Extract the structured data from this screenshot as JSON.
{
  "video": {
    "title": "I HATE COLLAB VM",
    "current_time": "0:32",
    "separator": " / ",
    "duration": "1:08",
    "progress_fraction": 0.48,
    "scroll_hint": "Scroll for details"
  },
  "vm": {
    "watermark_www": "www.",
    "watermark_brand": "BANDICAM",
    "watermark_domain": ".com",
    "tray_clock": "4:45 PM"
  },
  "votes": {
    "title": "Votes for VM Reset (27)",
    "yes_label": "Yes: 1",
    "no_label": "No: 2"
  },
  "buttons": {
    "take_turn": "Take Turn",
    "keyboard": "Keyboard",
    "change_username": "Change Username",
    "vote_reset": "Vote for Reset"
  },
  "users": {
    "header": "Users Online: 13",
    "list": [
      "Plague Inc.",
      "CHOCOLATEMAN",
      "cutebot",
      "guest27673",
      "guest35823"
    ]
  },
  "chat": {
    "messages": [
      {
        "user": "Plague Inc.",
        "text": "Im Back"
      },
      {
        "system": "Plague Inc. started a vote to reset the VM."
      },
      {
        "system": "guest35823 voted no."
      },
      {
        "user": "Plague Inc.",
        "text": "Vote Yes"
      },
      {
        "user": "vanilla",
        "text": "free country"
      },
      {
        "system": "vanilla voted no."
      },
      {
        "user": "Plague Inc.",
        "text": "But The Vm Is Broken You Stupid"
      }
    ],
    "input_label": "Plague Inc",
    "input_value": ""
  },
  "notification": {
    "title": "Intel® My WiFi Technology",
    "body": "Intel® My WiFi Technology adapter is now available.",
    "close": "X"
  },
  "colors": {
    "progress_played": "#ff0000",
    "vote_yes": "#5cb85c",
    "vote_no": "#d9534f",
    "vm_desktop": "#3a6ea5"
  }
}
#####
Please set down the whole listing above without altering a single line.

Extract the structured data from this screenshot as JSON.
{
  "video": {
    "title": "I HATE COLLAB VM",
    "current_time": "0:32",
    "separator": " / ",
    "duration": "1:08",
    "progress_fraction": 0.48,
    "scroll_hint": "Scroll for details"
  },
  "vm": {
    "watermark_www": "www.",
    "watermark_brand": "BANDICAM",
    "watermark_domain": ".com",
    "tray_clock": "4:45 PM"
  },
  "votes": {
    "title": "Votes for VM Reset (27)",
    "yes_label": "Yes: 1",
    "no_label": "No: 2"
  },
  "buttons": {
    "take_turn": "Take Turn",
    "keyboard": "Keyboard",
    "change_username": "Change Username",
    "vote_reset": "Vote for Reset"
  },
  "users": {
    "header": "Users Online: 13",
    "list": [
      "Plague Inc.",
      "CHOCOLATEMAN",
      "cutebot",
      "guest27673",
      "guest35823"
    ]
  },
  "chat": {
    "messages": [
      {
        "user": "Plague Inc.",
        "text": "Im Back"
      },
      {
        "system": "Plague Inc. started a vote to reset the VM."
      },
      {
        "system": "guest35823 voted no."
      },
      {
        "user": "Plague Inc.",
        "text": "Vote Yes"
      },
      {
        "user": "vanilla",
        "text": "free country"
      },
      {
        "system": "vanilla voted no."
      },
      {
        "user": "Plague Inc.",
        "text": "But The Vm Is Broken You Stupid"
      }
    ],
    "input_label": "Plague Inc",
    "input_value": ""
  },
  "notification": {
    "title": "Intel® My WiFi Technology",
    "body": "Intel® My WiFi Technology adapter is now available.",
    "close": "X"
  },
  "colors": {
    "progress_played": "#ff0000",
    "vote_yes": "#5cb85c",
    "vote_no": "#d9534f",
    "vm_desktop": "#3a6ea5"
  }
}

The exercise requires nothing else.